**DIRECTIVE**
Render the lines of the items from the line with "Localize each UI" to the line with "volume-bar — [289, 417, 293, 435]", both included, as a Markdown table with the columns Row and Line, numbering each row and skipping blank lines. Leave the pictures out.
[START OF TASK INPUTS]
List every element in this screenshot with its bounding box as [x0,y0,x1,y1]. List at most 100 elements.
[END OF TASK INPUTS]
[START OF TASK INPUTS]
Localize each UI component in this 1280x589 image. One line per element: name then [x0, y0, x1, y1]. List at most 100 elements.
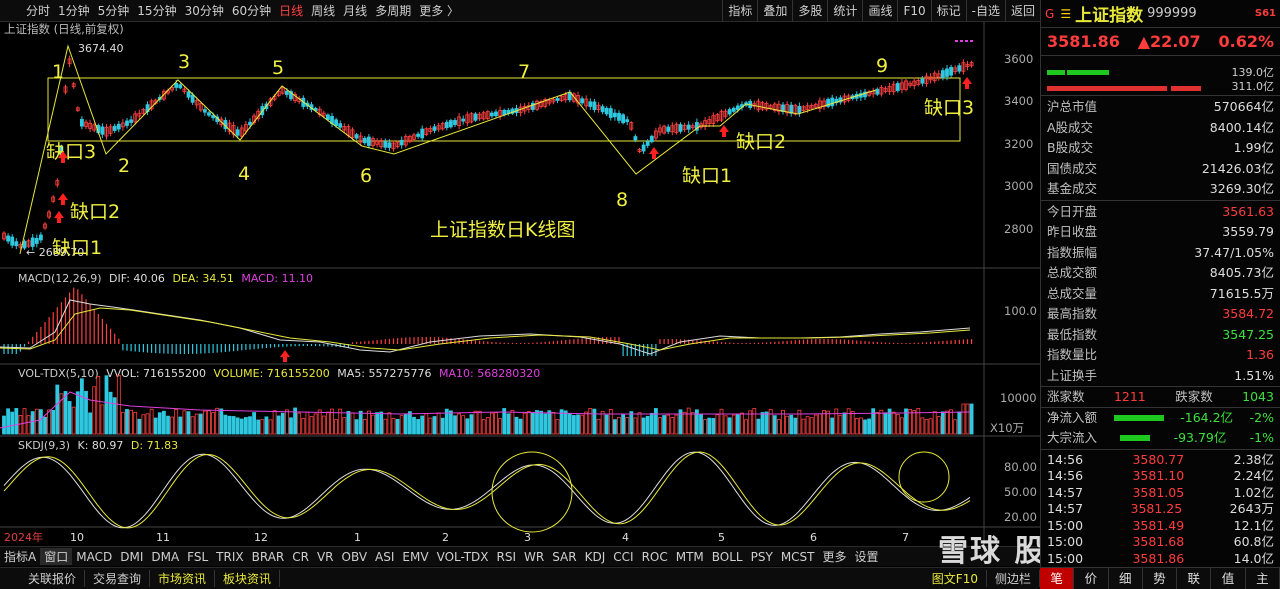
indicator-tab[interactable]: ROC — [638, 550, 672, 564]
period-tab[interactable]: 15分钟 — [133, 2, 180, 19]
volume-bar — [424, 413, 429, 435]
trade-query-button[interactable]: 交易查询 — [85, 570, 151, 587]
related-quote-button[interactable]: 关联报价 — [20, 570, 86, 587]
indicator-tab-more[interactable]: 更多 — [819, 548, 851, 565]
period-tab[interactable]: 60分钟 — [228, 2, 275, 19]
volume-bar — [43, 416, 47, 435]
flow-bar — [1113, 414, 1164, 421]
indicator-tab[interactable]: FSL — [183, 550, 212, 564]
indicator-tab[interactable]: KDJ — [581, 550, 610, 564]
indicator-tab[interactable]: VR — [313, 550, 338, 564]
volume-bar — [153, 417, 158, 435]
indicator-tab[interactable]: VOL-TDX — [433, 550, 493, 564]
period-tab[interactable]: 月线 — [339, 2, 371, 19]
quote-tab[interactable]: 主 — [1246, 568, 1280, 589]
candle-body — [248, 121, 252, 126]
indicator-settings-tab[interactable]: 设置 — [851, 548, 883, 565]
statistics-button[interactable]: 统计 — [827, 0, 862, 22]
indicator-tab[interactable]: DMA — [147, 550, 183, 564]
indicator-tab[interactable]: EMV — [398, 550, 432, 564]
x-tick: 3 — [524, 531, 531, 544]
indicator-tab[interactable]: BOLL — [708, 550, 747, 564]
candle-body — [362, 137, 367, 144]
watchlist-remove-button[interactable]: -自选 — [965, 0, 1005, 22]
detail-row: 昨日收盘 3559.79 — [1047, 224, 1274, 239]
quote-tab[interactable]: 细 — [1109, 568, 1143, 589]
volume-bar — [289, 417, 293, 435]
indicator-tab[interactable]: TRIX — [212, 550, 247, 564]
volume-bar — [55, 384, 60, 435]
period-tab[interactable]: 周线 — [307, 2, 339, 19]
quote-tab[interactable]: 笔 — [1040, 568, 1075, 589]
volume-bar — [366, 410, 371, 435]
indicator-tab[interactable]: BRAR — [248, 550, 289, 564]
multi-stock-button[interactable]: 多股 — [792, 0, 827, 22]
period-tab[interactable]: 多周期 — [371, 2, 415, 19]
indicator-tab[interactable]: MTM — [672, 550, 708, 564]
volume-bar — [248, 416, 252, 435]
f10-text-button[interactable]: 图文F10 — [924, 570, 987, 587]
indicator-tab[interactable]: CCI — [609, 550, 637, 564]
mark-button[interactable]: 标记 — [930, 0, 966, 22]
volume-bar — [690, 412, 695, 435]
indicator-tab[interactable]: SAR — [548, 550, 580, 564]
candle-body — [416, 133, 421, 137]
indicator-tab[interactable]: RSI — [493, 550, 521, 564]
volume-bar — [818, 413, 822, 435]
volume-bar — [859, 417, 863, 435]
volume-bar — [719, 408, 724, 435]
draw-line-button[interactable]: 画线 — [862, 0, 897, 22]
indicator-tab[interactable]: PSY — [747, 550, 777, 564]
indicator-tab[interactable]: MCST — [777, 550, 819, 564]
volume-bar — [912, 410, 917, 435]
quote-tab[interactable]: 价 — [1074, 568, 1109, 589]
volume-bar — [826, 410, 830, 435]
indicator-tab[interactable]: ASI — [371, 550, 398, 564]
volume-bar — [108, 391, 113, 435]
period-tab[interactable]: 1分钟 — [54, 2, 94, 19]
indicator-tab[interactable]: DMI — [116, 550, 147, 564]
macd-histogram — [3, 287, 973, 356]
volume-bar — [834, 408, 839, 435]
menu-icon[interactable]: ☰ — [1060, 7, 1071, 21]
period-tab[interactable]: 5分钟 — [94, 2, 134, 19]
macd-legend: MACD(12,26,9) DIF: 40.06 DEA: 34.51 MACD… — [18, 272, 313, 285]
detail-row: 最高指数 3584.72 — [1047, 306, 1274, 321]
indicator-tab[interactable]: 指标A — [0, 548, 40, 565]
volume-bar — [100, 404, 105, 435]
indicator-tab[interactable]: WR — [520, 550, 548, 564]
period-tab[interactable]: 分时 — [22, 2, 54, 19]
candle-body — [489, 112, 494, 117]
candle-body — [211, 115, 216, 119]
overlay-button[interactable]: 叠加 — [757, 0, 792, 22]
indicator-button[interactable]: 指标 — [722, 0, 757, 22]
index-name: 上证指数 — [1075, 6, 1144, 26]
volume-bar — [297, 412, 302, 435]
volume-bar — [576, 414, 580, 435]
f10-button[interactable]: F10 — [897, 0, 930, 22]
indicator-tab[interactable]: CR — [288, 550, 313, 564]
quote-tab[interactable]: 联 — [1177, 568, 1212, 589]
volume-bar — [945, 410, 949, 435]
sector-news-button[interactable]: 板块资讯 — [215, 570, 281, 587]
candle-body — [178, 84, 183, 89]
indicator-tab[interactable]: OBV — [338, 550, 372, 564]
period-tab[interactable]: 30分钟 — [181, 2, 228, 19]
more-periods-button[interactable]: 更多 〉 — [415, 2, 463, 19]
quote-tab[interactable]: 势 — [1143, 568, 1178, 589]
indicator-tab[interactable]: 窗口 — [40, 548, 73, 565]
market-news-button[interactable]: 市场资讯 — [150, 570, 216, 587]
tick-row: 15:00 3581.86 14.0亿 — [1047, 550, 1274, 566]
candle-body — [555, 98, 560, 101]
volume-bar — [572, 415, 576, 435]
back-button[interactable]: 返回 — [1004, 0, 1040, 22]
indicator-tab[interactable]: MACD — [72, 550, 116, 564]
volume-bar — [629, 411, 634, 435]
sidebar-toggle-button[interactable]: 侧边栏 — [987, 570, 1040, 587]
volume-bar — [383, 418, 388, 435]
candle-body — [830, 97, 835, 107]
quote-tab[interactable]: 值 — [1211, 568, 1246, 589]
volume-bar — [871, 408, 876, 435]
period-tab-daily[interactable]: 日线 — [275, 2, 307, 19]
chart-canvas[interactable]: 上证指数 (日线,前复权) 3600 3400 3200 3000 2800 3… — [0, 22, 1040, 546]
[END OF TASK INPUTS]
**OUTPUT BELOW**
| Row | Line |
|---|---|
| 1 | Localize each UI component in this 1280x589 image. One line per element: name then [x0, y0, x1, y1]. List at most 100 elements. |
| 2 | indicator-tab[interactable]: ROC — [638, 550, 672, 564] |
| 3 | period-tab[interactable]: 15分钟 — [133, 2, 180, 19] |
| 4 | volume-bar — [424, 413, 429, 435] |
| 5 | trade-query-button[interactable]: 交易查询 — [85, 570, 151, 587] |
| 6 | related-quote-button[interactable]: 关联报价 — [20, 570, 86, 587] |
| 7 | indicator-tab-more[interactable]: 更多 — [819, 548, 851, 565] |
| 8 | period-tab[interactable]: 60分钟 — [228, 2, 275, 19] |
| 9 | volume-bar — [43, 416, 47, 435] |
| 10 | flow-bar — [1113, 414, 1164, 421] |
| 11 | indicator-tab[interactable]: FSL — [183, 550, 212, 564] |
| 12 | indicator-tab[interactable]: KDJ — [581, 550, 610, 564] |
| 13 | indicator-tab[interactable]: VR — [313, 550, 338, 564] |
| 14 | volume-bar — [153, 417, 158, 435] |
| 15 | indicator-tab[interactable]: VOL-TDX — [433, 550, 493, 564] |
| 16 | period-tab[interactable]: 月线 — [339, 2, 371, 19] |
| 17 | quote-tab[interactable]: 主 — [1246, 568, 1280, 589] |
| 18 | candle-body — [248, 121, 252, 126] |
| 19 | indicator-settings-tab[interactable]: 设置 — [851, 548, 883, 565] |
| 20 | statistics-button[interactable]: 统计 — [827, 0, 862, 22] |
| 21 | indicator-tab[interactable]: DMA — [147, 550, 183, 564] |
| 22 | indicator-tab[interactable]: EMV — [398, 550, 432, 564] |
| 23 | x-tick: 3 — [524, 531, 531, 544] |
| 24 | indicator-tab[interactable]: BOLL — [708, 550, 747, 564] |
| 25 | candle-body — [362, 137, 367, 144] |
| 26 | watchlist-remove-button[interactable]: -自选 — [965, 0, 1005, 22] |
| 27 | detail-row: 昨日收盘 3559.79 — [1047, 224, 1274, 239] |
| 28 | quote-tab[interactable]: 细 — [1109, 568, 1143, 589] |
| 29 | volume-bar — [289, 417, 293, 435] |